Set exercise
Write out all entries word for word.

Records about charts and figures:
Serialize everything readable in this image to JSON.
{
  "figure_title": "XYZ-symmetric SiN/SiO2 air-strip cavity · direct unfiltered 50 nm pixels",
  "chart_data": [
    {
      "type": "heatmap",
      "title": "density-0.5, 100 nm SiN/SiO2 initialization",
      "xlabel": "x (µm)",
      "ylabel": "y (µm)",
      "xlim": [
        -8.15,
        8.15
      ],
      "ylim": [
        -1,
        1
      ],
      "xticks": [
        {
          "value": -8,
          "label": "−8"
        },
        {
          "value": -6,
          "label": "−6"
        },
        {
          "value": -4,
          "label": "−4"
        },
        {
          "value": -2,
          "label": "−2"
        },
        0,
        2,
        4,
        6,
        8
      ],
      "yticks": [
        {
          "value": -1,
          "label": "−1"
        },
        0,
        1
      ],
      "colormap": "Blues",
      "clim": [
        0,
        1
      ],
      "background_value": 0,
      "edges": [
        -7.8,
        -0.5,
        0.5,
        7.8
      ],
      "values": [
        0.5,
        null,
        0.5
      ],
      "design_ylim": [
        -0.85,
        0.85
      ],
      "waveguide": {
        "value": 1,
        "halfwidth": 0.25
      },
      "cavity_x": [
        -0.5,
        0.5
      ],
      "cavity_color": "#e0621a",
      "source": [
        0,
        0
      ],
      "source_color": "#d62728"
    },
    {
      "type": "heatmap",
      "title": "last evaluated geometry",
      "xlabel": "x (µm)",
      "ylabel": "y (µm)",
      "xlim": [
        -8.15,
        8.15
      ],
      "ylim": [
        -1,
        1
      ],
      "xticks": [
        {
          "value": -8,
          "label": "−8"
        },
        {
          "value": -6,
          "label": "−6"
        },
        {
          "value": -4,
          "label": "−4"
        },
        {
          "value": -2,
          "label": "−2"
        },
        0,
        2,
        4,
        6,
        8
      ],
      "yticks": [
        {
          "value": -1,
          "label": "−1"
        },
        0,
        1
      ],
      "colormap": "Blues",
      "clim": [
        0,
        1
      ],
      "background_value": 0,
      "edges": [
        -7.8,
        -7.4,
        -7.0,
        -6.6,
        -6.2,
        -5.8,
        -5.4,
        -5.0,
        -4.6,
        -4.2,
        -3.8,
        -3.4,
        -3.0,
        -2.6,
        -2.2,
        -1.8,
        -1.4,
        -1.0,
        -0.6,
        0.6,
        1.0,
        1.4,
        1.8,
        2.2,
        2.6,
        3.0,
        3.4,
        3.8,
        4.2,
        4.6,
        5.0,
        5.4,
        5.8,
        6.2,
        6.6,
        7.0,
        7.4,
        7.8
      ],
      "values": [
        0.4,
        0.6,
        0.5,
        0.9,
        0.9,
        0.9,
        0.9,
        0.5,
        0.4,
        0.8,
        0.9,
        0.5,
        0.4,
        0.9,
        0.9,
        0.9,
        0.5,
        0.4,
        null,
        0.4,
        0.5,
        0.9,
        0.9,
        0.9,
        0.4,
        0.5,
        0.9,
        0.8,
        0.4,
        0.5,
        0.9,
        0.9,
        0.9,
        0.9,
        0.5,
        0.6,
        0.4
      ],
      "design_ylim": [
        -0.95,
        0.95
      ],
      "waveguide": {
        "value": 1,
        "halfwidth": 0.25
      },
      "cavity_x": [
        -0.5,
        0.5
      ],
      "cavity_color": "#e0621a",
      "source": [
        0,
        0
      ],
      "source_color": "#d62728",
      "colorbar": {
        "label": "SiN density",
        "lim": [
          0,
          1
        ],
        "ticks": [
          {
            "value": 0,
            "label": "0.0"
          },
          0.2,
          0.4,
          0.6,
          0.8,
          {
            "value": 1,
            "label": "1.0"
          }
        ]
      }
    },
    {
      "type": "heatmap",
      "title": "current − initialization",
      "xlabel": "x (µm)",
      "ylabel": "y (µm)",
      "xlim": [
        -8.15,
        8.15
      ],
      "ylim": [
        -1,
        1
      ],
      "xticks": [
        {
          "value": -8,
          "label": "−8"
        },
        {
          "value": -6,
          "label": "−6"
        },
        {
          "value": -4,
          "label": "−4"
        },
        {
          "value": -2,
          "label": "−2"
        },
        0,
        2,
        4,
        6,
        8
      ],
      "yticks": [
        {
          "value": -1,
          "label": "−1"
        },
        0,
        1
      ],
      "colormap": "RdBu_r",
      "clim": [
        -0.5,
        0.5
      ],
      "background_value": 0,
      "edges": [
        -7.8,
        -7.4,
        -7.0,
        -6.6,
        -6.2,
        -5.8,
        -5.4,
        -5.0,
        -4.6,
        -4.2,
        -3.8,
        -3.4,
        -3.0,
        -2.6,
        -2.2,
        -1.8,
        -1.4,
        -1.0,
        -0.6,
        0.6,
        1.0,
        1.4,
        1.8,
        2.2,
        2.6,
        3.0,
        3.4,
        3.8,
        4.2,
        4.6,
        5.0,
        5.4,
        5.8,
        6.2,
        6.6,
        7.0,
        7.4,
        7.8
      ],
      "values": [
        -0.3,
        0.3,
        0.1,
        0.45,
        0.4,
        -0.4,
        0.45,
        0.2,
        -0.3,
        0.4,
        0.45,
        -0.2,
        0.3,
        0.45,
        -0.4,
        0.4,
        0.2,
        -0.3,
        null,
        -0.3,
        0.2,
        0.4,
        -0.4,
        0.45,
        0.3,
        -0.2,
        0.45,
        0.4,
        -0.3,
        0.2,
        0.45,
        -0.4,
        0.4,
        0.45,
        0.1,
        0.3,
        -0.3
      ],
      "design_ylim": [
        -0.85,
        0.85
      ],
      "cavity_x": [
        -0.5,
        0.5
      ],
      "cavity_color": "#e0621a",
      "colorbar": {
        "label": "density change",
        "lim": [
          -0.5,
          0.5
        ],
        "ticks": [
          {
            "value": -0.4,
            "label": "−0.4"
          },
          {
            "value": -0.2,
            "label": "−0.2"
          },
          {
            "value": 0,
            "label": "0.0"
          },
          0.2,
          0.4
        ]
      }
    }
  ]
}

Worked solution
Serialize everything readable in this image to JSON.
{
  "figure_title": "XYZ-symmetric SiN/SiO2 air-strip cavity · direct unfiltered 50 nm pixels",
  "chart_data": [
    {
      "type": "heatmap",
      "title": "density-0.5, 100 nm SiN/SiO2 initialization",
      "xlabel": "x (µm)",
      "ylabel": "y (µm)",
      "xlim": [
        -8.15,
        8.15
      ],
      "ylim": [
        -1,
        1
      ],
      "xticks": [
        {
          "value": -8,
          "label": "−8"
        },
        {
          "value": -6,
          "label": "−6"
        },
        {
          "value": -4,
          "label": "−4"
        },
        {
          "value": -2,
          "label": "−2"
        },
        0,
        2,
        4,
        6,
        8
      ],
      "yticks": [
        {
          "value": -1,
          "label": "−1"
        },
        0,
        1
      ],
      "colormap": "Blues",
      "clim": [
        0,
        1
      ],
      "background_value": 0,
      "edges": [
        -7.8,
        -0.5,
        0.5,
        7.8
      ],
      "values": [
        0.5,
        null,
        0.5
      ],
      "design_ylim": [
        -0.85,
        0.85
      ],
      "waveguide": {
        "value": 1,
        "halfwidth": 0.25
      },
      "cavity_x": [
        -0.5,
        0.5
      ],
      "cavity_color": "#e0621a",
      "source": [
        0,
        0
      ],
      "source_color": "#d62728"
    },
    {
      "type": "heatmap",
      "title": "last evaluated geometry",
      "xlabel": "x (µm)",
      "ylabel": "y (µm)",
      "xlim": [
        -8.15,
        8.15
      ],
      "ylim": [
        -1,
        1
      ],
      "xticks": [
        {
          "value": -8,
          "label": "−8"
        },
        {
          "value": -6,
          "label": "−6"
        },
        {
          "value": -4,
          "label": "−4"
        },
        {
          "value": -2,
          "label": "−2"
        },
        0,
        2,
        4,
        6,
        8
      ],
      "yticks": [
        {
          "value": -1,
          "label": "−1"
        },
        0,
        1
      ],
      "colormap": "Blues",
      "clim": [
        0,
        1
      ],
      "background_value": 0,
      "edges": [
        -7.8,
        -7.4,
        -7.0,
        -6.6,
        -6.2,
        -5.8,
        -5.4,
        -5.0,
        -4.6,
        -4.2,
        -3.8,
        -3.4,
        -3.0,
        -2.6,
        -2.2,
        -1.8,
        -1.4,
        -1.0,
        -0.6,
        0.6,
        1.0,
        1.4,
        1.8,
        2.2,
        2.6,
        3.0,
        3.4,
        3.8,
        4.2,
        4.6,
        5.0,
        5.4,
        5.8,
        6.2,
        6.6,
        7.0,
        7.4,
        7.8
      ],
      "values": [
        0.4,
        0.6,
        0.5,
        0.9,
        0.9,
        0.9,
        0.9,
        0.5,
        0.4,
        0.8,
        0.9,
        0.5,
        0.4,
        0.9,
        0.9,
        0.9,
        0.5,
        0.4,
        null,
        0.4,
        0.5,
        0.9,
        0.9,
        0.9,
        0.4,
        0.5,
        0.9,
        0.8,
        0.4,
        0.5,
        0.9,
        0.9,
        0.9,
        0.9,
        0.5,
        0.6,
        0.4
      ],
      "design_ylim": [
        -0.95,
        0.95
      ],
      "waveguide": {
        "value": 1,
        "halfwidth": 0.25
      },
      "cavity_x": [
        -0.5,
        0.5
      ],
      "cavity_color": "#e0621a",
      "source": [
        0,
        0
      ],
      "source_color": "#d62728",
      "colorbar": {
        "label": "SiN density",
        "lim": [
          0,
          1
        ],
        "ticks": [
          {
            "value": 0,
            "label": "0.0"
          },
          0.2,
          0.4,
          0.6,
          0.8,
          {
            "value": 1,
            "label": "1.0"
          }
        ]
      }
    },
    {
      "type": "heatmap",
      "title": "current − initialization",
      "xlabel": "x (µm)",
      "ylabel": "y (µm)",
      "xlim": [
        -8.15,
        8.15
      ],
      "ylim": [
        -1,
        1
      ],
      "xticks": [
        {
          "value": -8,
          "label": "−8"
        },
        {
          "value": -6,
          "label": "−6"
        },
        {
          "value": -4,
          "label": "−4"
        },
        {
          "value": -2,
          "label": "−2"
        },
        0,
        2,
        4,
        6,
        8
      ],
      "yticks": [
        {
          "value": -1,
          "label": "−1"
        },
        0,
        1
      ],
      "colormap": "RdBu_r",
      "clim": [
        -0.5,
        0.5
      ],
      "background_value": 0,
      "edges": [
        -7.8,
        -7.4,
        -7.0,
        -6.6,
        -6.2,
        -5.8,
        -5.4,
        -5.0,
        -4.6,
        -4.2,
        -3.8,
        -3.4,
        -3.0,
        -2.6,
        -2.2,
        -1.8,
        -1.4,
        -1.0,
        -0.6,
        0.6,
        1.0,
        1.4,
        1.8,
        2.2,
        2.6,
        3.0,
        3.4,
        3.8,
        4.2,
        4.6,
        5.0,
        5.4,
        5.8,
        6.2,
        6.6,
        7.0,
        7.4,
        7.8
      ],
      "values": [
        -0.3,
        0.3,
        0.1,
        0.45,
        0.4,
        -0.4,
        0.45,
        0.2,
        -0.3,
        0.4,
        0.45,
        -0.2,
        0.3,
        0.45,
        -0.4,
        0.4,
        0.2,
        -0.3,
        null,
        -0.3,
        0.2,
        0.4,
        -0.4,
        0.45,
        0.3,
        -0.2,
        0.45,
        0.4,
        -0.3,
        0.2,
        0.45,
        -0.4,
        0.4,
        0.45,
        0.1,
        0.3,
        -0.3
      ],
      "design_ylim": [
        -0.85,
        0.85
      ],
      "cavity_x": [
        -0.5,
        0.5
      ],
      "cavity_color": "#e0621a",
      "colorbar": {
        "label": "density change",
        "lim": [
          -0.5,
          0.5
        ],
        "ticks": [
          {
            "value": -0.4,
            "label": "−0.4"
          },
          {
            "value": -0.2,
            "label": "−0.2"
          },
          {
            "value": 0,
            "label": "0.0"
          },
          0.2,
          0.4
        ]
      }
    }
  ]
}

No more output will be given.